[Task description] Retype each entry below, keeping every character the same.

(Excerpts from a figure dataset)
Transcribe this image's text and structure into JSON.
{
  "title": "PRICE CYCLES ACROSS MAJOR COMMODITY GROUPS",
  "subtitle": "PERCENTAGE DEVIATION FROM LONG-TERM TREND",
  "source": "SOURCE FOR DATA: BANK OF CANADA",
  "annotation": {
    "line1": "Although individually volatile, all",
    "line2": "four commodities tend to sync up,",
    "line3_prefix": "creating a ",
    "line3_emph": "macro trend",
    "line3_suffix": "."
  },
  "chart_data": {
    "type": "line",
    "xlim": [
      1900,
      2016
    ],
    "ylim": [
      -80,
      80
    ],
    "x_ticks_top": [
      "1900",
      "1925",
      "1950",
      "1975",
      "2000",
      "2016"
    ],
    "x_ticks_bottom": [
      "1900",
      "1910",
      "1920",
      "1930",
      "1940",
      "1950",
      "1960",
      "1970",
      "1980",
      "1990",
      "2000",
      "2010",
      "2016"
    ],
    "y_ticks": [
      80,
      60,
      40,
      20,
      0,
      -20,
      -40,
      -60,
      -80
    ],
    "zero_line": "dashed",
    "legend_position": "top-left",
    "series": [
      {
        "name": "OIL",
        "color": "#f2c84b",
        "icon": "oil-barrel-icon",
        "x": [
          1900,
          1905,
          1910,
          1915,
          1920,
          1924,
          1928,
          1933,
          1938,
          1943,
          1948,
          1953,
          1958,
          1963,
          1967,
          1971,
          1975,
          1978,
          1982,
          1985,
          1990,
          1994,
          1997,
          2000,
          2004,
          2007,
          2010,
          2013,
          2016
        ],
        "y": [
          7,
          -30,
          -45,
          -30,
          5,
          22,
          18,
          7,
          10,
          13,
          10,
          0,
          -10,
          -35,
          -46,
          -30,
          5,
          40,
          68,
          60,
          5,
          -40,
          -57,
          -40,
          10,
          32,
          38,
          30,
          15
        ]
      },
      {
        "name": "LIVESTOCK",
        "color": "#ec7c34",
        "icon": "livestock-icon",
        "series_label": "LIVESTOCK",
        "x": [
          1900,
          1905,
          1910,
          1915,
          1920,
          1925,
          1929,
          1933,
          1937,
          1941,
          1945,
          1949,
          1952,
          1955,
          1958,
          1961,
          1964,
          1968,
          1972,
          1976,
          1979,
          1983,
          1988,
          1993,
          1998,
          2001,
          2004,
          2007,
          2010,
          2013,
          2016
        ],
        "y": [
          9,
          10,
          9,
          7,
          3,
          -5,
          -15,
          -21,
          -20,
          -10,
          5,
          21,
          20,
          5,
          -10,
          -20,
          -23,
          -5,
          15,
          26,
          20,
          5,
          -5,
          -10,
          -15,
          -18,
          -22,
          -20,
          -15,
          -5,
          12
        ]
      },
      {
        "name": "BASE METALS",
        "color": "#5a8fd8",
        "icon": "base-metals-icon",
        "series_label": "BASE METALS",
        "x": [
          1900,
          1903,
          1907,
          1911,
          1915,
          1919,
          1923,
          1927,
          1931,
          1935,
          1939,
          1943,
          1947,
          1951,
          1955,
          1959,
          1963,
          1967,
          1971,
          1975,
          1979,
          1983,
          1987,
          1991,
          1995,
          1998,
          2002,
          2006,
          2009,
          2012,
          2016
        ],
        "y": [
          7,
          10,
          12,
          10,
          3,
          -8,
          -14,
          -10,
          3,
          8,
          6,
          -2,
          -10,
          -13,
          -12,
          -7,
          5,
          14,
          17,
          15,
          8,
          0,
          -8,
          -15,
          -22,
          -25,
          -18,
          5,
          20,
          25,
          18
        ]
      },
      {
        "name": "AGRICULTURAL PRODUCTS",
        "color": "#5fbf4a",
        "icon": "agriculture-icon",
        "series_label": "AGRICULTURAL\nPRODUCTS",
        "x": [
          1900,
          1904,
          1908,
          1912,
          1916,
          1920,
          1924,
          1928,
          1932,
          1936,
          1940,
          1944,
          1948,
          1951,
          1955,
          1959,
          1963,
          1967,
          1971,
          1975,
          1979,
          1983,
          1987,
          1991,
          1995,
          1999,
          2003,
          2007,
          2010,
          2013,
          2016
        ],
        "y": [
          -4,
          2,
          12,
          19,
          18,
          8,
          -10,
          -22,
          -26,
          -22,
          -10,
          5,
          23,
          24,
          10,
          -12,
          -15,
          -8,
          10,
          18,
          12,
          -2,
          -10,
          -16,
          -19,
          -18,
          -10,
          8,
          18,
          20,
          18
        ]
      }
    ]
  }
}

[Result]
Transcribe this image's text and structure into JSON.
{
  "title": "PRICE CYCLES ACROSS MAJOR COMMODITY GROUPS",
  "subtitle": "PERCENTAGE DEVIATION FROM LONG-TERM TREND",
  "source": "SOURCE FOR DATA: BANK OF CANADA",
  "annotation": {
    "line1": "Although individually volatile, all",
    "line2": "four commodities tend to sync up,",
    "line3_prefix": "creating a ",
    "line3_emph": "macro trend",
    "line3_suffix": "."
  },
  "chart_data": {
    "type": "line",
    "xlim": [
      1900,
      2016
    ],
    "ylim": [
      -80,
      80
    ],
    "x_ticks_top": [
      "1900",
      "1925",
      "1950",
      "1975",
      "2000",
      "2016"
    ],
    "x_ticks_bottom": [
      "1900",
      "1910",
      "1920",
      "1930",
      "1940",
      "1950",
      "1960",
      "1970",
      "1980",
      "1990",
      "2000",
      "2010",
      "2016"
    ],
    "y_ticks": [
      80,
      60,
      40,
      20,
      0,
      -20,
      -40,
      -60,
      -80
    ],
    "zero_line": "dashed",
    "legend_position": "top-left",
    "series": [
      {
        "name": "OIL",
        "color": "#f2c84b",
        "icon": "oil-barrel-icon",
        "x": [
          1900,
          1905,
          1910,
          1915,
          1920,
          1924,
          1928,
          1933,
          1938,
          1943,
          1948,
          1953,
          1958,
          1963,
          1967,
          1971,
          1975,
          1978,
          1982,
          1985,
          1990,
          1994,
          1997,
          2000,
          2004,
          2007,
          2010,
          2013,
          2016
        ],
        "y": [
          7,
          -30,
          -45,
          -30,
          5,
          22,
          18,
          7,
          10,
          13,
          10,
          0,
          -10,
          -35,
          -46,
          -30,
          5,
          40,
          68,
          60,
          5,
          -40,
          -57,
          -40,
          10,
          32,
          38,
          30,
          15
        ]
      },
      {
        "name": "LIVESTOCK",
        "color": "#ec7c34",
        "icon": "livestock-icon",
        "series_label": "LIVESTOCK",
        "x": [
          1900,
          1905,
          1910,
          1915,
          1920,
          1925,
          1929,
          1933,
          1937,
          1941,
          1945,
          1949,
          1952,
          1955,
          1958,
          1961,
          1964,
          1968,
          1972,
          1976,
          1979,
          1983,
          1988,
          1993,
          1998,
          2001,
          2004,
          2007,
          2010,
          2013,
          2016
        ],
        "y": [
          9,
          10,
          9,
          7,
          3,
          -5,
          -15,
          -21,
          -20,
          -10,
          5,
          21,
          20,
          5,
          -10,
          -20,
          -23,
          -5,
          15,
          26,
          20,
          5,
          -5,
          -10,
          -15,
          -18,
          -22,
          -20,
          -15,
          -5,
          12
        ]
      },
      {
        "name": "BASE METALS",
        "color": "#5a8fd8",
        "icon": "base-metals-icon",
        "series_label": "BASE METALS",
        "x": [
          1900,
          1903,
          1907,
          1911,
          1915,
          1919,
          1923,
          1927,
          1931,
          1935,
          1939,
          1943,
          1947,
          1951,
          1955,
          1959,
          1963,
          1967,
          1971,
          1975,
          1979,
          1983,
          1987,
          1991,
          1995,
          1998,
          2002,
          2006,
          2009,
          2012,
          2016
        ],
        "y": [
          7,
          10,
          12,
          10,
          3,
          -8,
          -14,
          -10,
          3,
          8,
          6,
          -2,
          -10,
          -13,
          -12,
          -7,
          5,
          14,
          17,
          15,
          8,
          0,
          -8,
          -15,
          -22,
          -25,
          -18,
          5,
          20,
          25,
          18
        ]
      },
      {
        "name": "AGRICULTURAL PRODUCTS",
        "color": "#5fbf4a",
        "icon": "agriculture-icon",
        "series_label": "AGRICULTURAL\nPRODUCTS",
        "x": [
          1900,
          1904,
          1908,
          1912,
          1916,
          1920,
          1924,
          1928,
          1932,
          1936,
          1940,
          1944,
          1948,
          1951,
          1955,
          1959,
          1963,
          1967,
          1971,
          1975,
          1979,
          1983,
          1987,
          1991,
          1995,
          1999,
          2003,
          2007,
          2010,
          2013,
          2016
        ],
        "y": [
          -4,
          2,
          12,
          19,
          18,
          8,
          -10,
          -22,
          -26,
          -22,
          -10,
          5,
          23,
          24,
          10,
          -12,
          -15,
          -8,
          10,
          18,
          12,
          -2,
          -10,
          -16,
          -19,
          -18,
          -10,
          8,
          18,
          20,
          18
        ]
      }
    ]
  }
}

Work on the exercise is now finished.